## Exercise goal
Gather all lines containing the string "JSON" and copy them out.

## BEGIN Data records

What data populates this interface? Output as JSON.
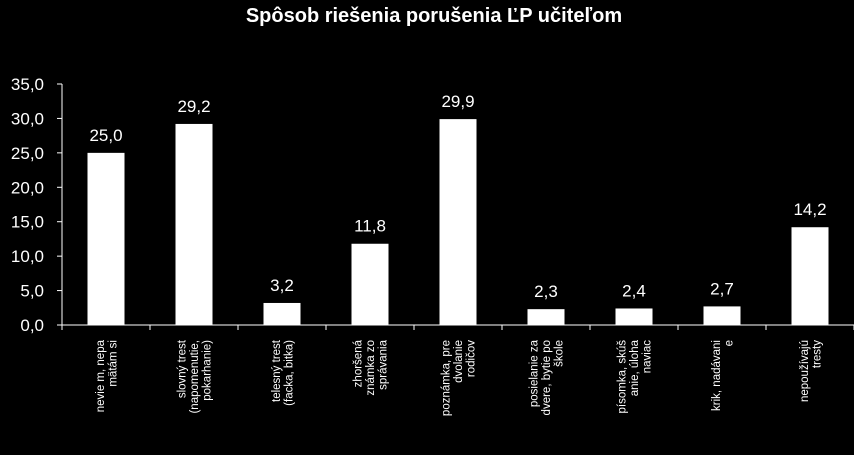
{
  "chart_data": {
    "type": "bar",
    "title": "Spôsob riešenia porušenia ĽP učiteľom",
    "xlabel": "",
    "ylabel": "",
    "ylim": [
      0,
      35
    ],
    "yticks": [
      "0,0",
      "5,0",
      "10,0",
      "15,0",
      "20,0",
      "25,0",
      "30,0",
      "35,0"
    ],
    "grid": false,
    "legend": "none",
    "categories": [
      [
        "nevie m, nepa",
        "mätám si"
      ],
      [
        "slovný trest",
        "(napomenutie,",
        "pokarhanie)"
      ],
      [
        "telesný trest",
        "(facka, bitka)"
      ],
      [
        "zhoršená",
        "známka zo",
        "správania"
      ],
      [
        "poznámka, pre",
        "dvolanie",
        "rodičov"
      ],
      [
        "posielanie za",
        "dvere, bytie po",
        "škole"
      ],
      [
        "písomka, skúš",
        "anie, úloha",
        "naviac"
      ],
      [
        "krik, nadávani",
        "e"
      ],
      [
        "nepoužívajú",
        "tresty"
      ]
    ],
    "values": [
      25.0,
      29.2,
      3.2,
      11.8,
      29.9,
      2.3,
      2.4,
      2.7,
      14.2
    ],
    "value_labels": [
      "25,0",
      "29,2",
      "3,2",
      "11,8",
      "29,9",
      "2,3",
      "2,4",
      "2,7",
      "14,2"
    ],
    "colors": {
      "background": "#000000",
      "bar": "#ffffff",
      "text": "#ffffff",
      "axis": "#ffffff"
    }
  }
}
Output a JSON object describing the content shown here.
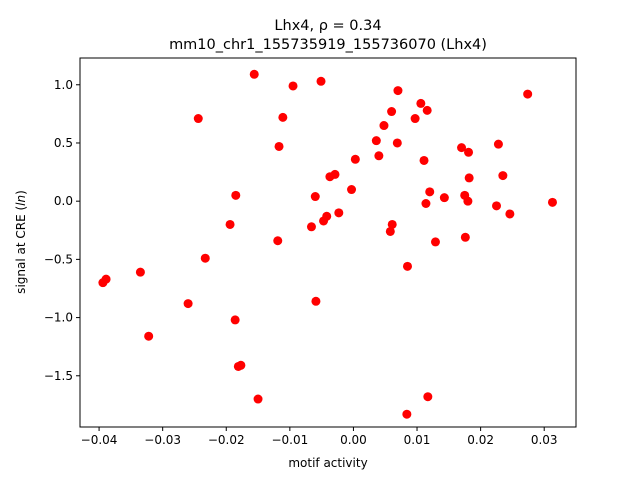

## END Data records

## Answer for the task
What data populates this interface? Output as JSON.
Output a JSON object describing the content shown here.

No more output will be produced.